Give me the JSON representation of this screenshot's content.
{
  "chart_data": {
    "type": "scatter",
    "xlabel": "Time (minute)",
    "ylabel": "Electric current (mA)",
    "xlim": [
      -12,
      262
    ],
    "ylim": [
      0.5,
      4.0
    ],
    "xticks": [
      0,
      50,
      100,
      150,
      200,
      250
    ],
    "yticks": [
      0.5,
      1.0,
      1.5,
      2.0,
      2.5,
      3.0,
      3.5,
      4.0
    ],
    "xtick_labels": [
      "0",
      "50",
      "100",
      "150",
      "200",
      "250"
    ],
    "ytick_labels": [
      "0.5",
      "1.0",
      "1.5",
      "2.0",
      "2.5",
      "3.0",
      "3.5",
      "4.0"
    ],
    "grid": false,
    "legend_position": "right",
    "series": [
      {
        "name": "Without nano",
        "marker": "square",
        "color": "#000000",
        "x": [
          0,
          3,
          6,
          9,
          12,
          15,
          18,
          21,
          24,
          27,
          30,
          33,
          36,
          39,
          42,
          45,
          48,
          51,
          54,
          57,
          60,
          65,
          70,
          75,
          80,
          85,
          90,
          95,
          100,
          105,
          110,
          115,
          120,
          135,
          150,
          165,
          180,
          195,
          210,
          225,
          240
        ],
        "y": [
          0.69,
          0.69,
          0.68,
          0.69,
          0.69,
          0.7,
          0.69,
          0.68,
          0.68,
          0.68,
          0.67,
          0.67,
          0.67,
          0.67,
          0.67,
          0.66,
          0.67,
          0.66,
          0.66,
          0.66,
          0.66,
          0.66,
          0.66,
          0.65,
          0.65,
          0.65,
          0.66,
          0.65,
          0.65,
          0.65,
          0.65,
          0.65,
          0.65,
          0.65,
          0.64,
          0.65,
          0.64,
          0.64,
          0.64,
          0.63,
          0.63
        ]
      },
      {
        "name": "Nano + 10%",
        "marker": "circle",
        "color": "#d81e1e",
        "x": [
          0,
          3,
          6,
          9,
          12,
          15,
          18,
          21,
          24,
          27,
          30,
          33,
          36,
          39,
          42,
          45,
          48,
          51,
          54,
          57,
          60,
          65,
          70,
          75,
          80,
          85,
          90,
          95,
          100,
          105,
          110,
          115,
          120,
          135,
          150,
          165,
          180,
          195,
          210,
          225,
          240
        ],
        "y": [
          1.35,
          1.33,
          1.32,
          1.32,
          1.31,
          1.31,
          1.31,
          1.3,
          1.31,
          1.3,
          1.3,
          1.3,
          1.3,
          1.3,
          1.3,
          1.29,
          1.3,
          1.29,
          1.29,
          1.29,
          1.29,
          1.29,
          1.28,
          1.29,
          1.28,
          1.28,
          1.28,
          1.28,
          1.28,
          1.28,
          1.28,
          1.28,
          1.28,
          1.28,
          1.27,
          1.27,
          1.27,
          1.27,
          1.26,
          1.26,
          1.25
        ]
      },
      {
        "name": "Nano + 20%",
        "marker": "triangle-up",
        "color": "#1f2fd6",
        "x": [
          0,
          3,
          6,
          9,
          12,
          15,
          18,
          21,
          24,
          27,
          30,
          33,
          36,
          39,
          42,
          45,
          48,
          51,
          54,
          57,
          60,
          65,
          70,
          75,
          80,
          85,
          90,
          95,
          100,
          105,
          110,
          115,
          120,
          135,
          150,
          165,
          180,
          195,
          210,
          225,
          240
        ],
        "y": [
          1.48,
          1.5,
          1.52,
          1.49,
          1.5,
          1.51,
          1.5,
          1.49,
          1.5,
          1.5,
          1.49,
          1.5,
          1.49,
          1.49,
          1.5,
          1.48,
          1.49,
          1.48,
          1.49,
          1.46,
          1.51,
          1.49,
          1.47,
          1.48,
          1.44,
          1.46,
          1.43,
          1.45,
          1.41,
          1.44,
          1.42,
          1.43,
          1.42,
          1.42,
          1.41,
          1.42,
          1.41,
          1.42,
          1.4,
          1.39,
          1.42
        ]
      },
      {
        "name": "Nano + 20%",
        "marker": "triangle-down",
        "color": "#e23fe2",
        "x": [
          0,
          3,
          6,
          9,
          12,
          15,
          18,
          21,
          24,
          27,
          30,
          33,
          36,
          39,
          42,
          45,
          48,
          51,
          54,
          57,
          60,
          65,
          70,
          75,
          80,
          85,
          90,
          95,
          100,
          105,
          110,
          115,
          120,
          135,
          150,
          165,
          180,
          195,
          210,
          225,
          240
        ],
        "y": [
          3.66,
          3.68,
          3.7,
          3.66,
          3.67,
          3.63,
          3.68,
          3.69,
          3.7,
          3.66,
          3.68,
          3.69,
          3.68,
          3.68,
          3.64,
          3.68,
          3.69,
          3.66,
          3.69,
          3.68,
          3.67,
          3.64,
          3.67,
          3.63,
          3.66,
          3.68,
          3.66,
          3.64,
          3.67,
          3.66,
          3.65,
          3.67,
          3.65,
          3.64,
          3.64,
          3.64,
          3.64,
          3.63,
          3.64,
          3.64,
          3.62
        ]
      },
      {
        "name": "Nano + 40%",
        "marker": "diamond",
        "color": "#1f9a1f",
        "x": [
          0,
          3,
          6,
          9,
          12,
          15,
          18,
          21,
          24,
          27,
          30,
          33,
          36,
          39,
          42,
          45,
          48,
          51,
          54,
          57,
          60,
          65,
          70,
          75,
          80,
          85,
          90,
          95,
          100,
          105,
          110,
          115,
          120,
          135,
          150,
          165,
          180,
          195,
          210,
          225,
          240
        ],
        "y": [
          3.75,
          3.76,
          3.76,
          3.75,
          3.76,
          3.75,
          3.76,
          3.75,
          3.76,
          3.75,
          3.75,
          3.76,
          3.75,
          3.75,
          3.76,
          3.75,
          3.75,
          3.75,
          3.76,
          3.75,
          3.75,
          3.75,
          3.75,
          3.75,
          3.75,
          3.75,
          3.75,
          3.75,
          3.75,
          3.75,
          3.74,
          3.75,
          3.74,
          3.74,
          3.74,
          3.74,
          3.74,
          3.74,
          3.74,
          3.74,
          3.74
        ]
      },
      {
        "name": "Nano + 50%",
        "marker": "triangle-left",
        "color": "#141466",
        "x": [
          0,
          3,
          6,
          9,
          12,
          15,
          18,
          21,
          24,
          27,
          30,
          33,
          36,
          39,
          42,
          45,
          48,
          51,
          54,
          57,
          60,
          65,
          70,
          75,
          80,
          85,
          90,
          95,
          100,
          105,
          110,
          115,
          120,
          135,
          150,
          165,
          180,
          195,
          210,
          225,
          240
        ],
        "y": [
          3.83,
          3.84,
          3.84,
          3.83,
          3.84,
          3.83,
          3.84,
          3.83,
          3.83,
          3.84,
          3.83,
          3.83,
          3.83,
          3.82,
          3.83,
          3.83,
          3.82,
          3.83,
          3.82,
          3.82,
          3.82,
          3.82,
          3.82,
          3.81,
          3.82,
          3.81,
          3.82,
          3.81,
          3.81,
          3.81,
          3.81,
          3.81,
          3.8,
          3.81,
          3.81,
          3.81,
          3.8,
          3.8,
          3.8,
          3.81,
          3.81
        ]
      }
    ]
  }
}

● What is being asked
From the entries above, select each line containing the string "color".

● Result of this exercise
        "color": "#000000",
        "color": "#d81e1e",
        "color": "#1f2fd6",
        "color": "#e23fe2",
        "color": "#1f9a1f",
        "color": "#141466",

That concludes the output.